Records supplied -
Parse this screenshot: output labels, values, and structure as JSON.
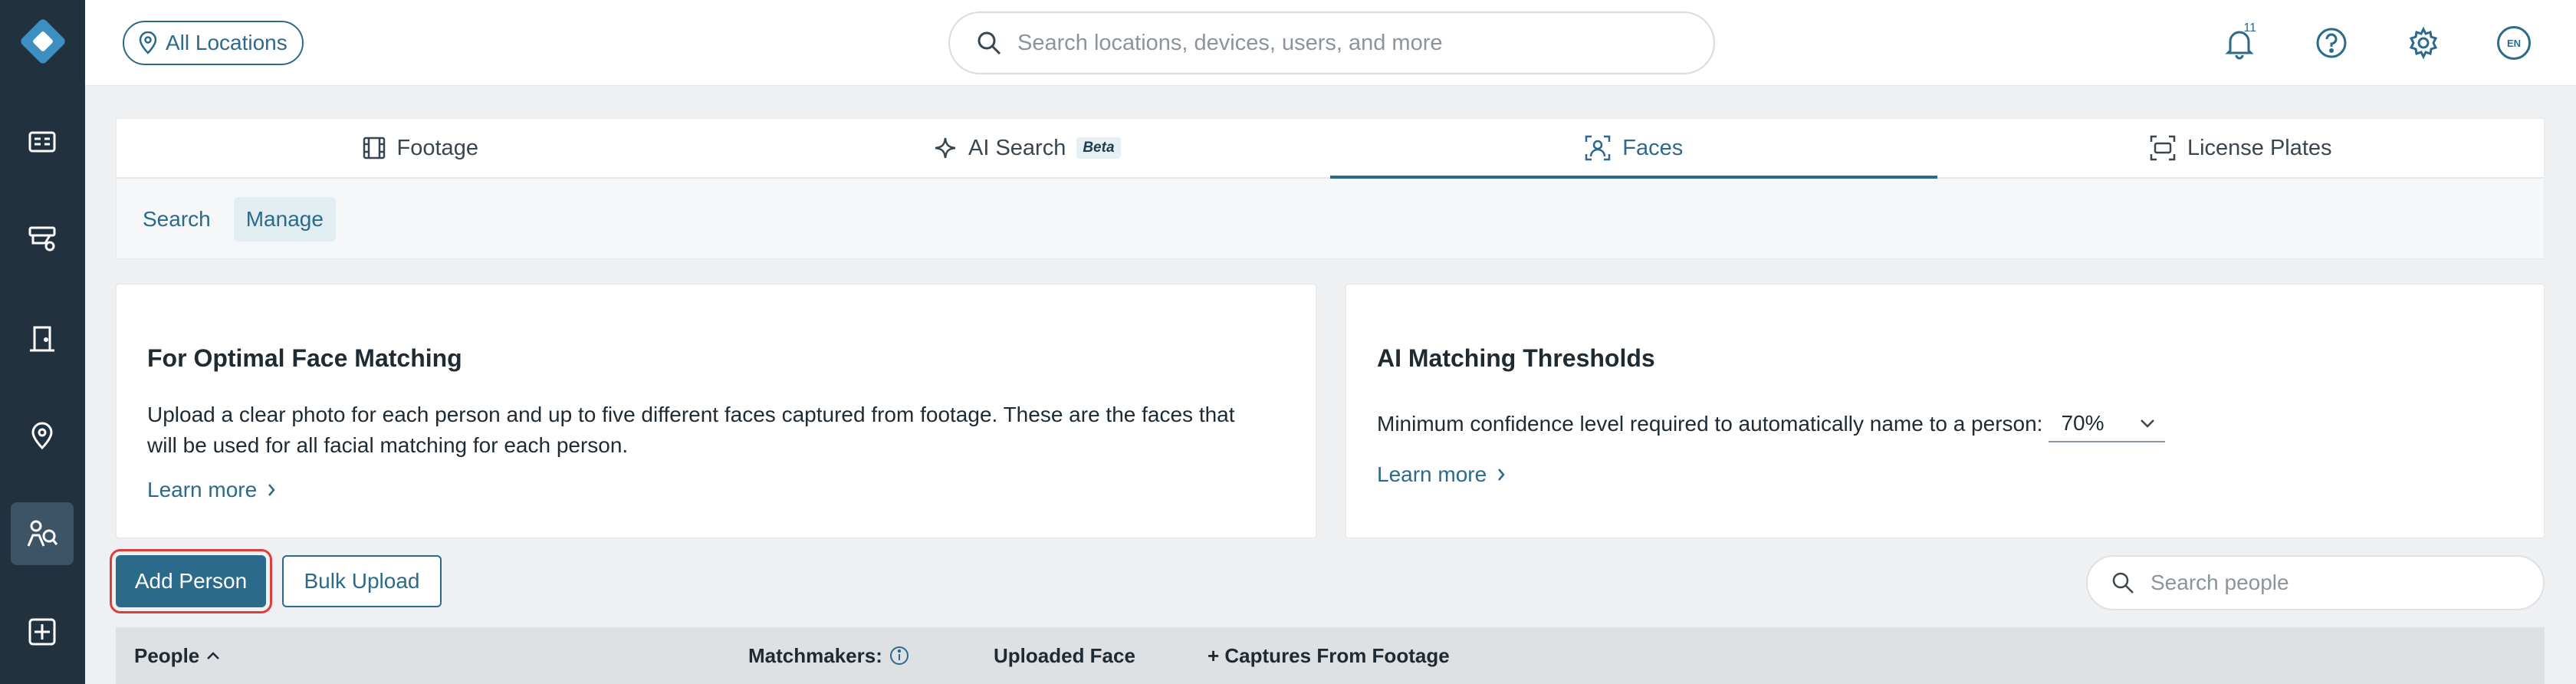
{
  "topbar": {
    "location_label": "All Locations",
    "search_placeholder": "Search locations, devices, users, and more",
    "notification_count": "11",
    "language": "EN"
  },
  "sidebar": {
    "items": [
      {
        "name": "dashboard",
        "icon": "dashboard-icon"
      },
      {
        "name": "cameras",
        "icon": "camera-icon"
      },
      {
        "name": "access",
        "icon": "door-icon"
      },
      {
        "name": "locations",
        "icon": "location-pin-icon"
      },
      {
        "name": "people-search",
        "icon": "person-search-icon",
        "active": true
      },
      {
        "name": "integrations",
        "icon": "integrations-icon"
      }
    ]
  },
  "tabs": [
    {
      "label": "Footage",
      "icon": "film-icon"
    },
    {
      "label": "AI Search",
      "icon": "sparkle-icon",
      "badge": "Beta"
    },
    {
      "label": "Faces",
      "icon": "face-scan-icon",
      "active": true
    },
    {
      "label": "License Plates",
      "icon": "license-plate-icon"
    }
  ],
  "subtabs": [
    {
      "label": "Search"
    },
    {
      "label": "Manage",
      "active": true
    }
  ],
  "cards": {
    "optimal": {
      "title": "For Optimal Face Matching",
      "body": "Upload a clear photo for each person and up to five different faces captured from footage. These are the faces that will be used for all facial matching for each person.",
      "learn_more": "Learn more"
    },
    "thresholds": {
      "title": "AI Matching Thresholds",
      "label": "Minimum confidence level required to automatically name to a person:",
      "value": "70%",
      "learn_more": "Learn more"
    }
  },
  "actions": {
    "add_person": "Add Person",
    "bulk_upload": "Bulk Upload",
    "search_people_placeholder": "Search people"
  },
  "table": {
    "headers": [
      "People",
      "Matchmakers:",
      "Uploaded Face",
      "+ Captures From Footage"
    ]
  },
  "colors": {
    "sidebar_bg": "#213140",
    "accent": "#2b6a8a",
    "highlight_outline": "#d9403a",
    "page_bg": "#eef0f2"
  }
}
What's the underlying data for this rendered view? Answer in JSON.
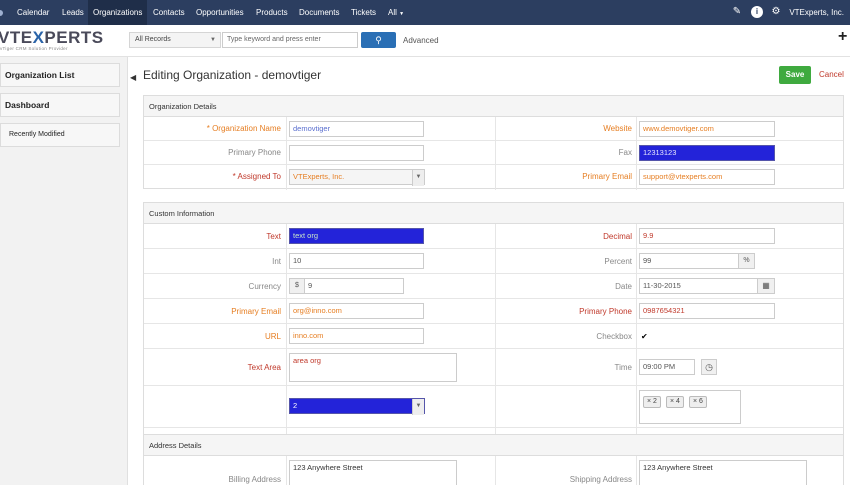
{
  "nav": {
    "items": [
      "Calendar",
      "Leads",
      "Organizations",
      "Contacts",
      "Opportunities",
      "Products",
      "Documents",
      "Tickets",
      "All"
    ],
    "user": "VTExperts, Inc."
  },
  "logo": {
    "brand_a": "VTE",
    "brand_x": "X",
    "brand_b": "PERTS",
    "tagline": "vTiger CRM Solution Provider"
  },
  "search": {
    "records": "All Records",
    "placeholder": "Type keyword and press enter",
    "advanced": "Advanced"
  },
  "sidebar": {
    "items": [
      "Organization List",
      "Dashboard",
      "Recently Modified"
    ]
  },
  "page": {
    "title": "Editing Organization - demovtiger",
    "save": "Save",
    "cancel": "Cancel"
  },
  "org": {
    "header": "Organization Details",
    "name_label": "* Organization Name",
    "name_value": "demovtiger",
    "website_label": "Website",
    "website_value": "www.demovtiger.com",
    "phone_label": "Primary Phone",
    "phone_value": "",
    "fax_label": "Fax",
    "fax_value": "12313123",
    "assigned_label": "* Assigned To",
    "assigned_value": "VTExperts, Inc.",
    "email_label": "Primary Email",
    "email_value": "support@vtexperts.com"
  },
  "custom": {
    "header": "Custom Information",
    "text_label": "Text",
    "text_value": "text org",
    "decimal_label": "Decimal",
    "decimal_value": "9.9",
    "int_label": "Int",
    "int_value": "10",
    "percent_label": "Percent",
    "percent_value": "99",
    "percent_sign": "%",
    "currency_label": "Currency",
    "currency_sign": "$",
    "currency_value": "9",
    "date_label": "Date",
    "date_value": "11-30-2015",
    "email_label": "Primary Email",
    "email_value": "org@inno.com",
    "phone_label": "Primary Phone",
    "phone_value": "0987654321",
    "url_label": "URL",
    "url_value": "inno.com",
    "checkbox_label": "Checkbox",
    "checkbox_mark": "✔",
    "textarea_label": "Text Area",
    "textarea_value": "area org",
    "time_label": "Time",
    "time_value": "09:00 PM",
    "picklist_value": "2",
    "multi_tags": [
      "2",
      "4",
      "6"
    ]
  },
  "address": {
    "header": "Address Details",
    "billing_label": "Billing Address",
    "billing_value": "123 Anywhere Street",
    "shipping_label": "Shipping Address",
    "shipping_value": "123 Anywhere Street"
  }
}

Challenge - Copy the material above in full and exactly, skipping pictures.

Exercise answer -
Parse this screenshot: output labels, values, and structure as JSON.
{
  "topbar": {
    "location_label": "All Locations",
    "search_placeholder": "Search locations, devices, users, and more",
    "notification_count": "11",
    "language": "EN"
  },
  "sidebar": {
    "items": [
      {
        "name": "dashboard",
        "icon": "dashboard-icon"
      },
      {
        "name": "cameras",
        "icon": "camera-icon"
      },
      {
        "name": "access",
        "icon": "door-icon"
      },
      {
        "name": "locations",
        "icon": "location-pin-icon"
      },
      {
        "name": "people-search",
        "icon": "person-search-icon",
        "active": true
      },
      {
        "name": "integrations",
        "icon": "integrations-icon"
      }
    ]
  },
  "tabs": [
    {
      "label": "Footage",
      "icon": "film-icon"
    },
    {
      "label": "AI Search",
      "icon": "sparkle-icon",
      "badge": "Beta"
    },
    {
      "label": "Faces",
      "icon": "face-scan-icon",
      "active": true
    },
    {
      "label": "License Plates",
      "icon": "license-plate-icon"
    }
  ],
  "subtabs": [
    {
      "label": "Search"
    },
    {
      "label": "Manage",
      "active": true
    }
  ],
  "cards": {
    "optimal": {
      "title": "For Optimal Face Matching",
      "body": "Upload a clear photo for each person and up to five different faces captured from footage. These are the faces that will be used for all facial matching for each person.",
      "learn_more": "Learn more"
    },
    "thresholds": {
      "title": "AI Matching Thresholds",
      "label": "Minimum confidence level required to automatically name to a person:",
      "value": "70%",
      "learn_more": "Learn more"
    }
  },
  "actions": {
    "add_person": "Add Person",
    "bulk_upload": "Bulk Upload",
    "search_people_placeholder": "Search people"
  },
  "table": {
    "headers": [
      "People",
      "Matchmakers:",
      "Uploaded Face",
      "+ Captures From Footage"
    ]
  },
  "colors": {
    "sidebar_bg": "#213140",
    "accent": "#2b6a8a",
    "highlight_outline": "#d9403a",
    "page_bg": "#eef0f2"
  }
}
What's the underlying data for this rendered view? Answer in JSON.
{
  "nav": {
    "items": [
      "Calendar",
      "Leads",
      "Organizations",
      "Contacts",
      "Opportunities",
      "Products",
      "Documents",
      "Tickets",
      "All"
    ],
    "user": "VTExperts, Inc."
  },
  "logo": {
    "brand_a": "VTE",
    "brand_x": "X",
    "brand_b": "PERTS",
    "tagline": "vTiger CRM Solution Provider"
  },
  "search": {
    "records": "All Records",
    "placeholder": "Type keyword and press enter",
    "advanced": "Advanced"
  },
  "sidebar": {
    "items": [
      "Organization List",
      "Dashboard",
      "Recently Modified"
    ]
  },
  "page": {
    "title": "Editing Organization - demovtiger",
    "save": "Save",
    "cancel": "Cancel"
  },
  "org": {
    "header": "Organization Details",
    "name_label": "* Organization Name",
    "name_value": "demovtiger",
    "website_label": "Website",
    "website_value": "www.demovtiger.com",
    "phone_label": "Primary Phone",
    "phone_value": "",
    "fax_label": "Fax",
    "fax_value": "12313123",
    "assigned_label": "* Assigned To",
    "assigned_value": "VTExperts, Inc.",
    "email_label": "Primary Email",
    "email_value": "support@vtexperts.com"
  },
  "custom": {
    "header": "Custom Information",
    "text_label": "Text",
    "text_value": "text org",
    "decimal_label": "Decimal",
    "decimal_value": "9.9",
    "int_label": "Int",
    "int_value": "10",
    "percent_label": "Percent",
    "percent_value": "99",
    "percent_sign": "%",
    "currency_label": "Currency",
    "currency_sign": "$",
    "currency_value": "9",
    "date_label": "Date",
    "date_value": "11-30-2015",
    "email_label": "Primary Email",
    "email_value": "org@inno.com",
    "phone_label": "Primary Phone",
    "phone_value": "0987654321",
    "url_label": "URL",
    "url_value": "inno.com",
    "checkbox_label": "Checkbox",
    "checkbox_mark": "✔",
    "textarea_label": "Text Area",
    "textarea_value": "area org",
    "time_label": "Time",
    "time_value": "09:00 PM",
    "picklist_value": "2",
    "multi_tags": [
      "2",
      "4",
      "6"
    ]
  },
  "address": {
    "header": "Address Details",
    "billing_label": "Billing Address",
    "billing_value": "123 Anywhere Street",
    "shipping_label": "Shipping Address",
    "shipping_value": "123 Anywhere Street"
  }
}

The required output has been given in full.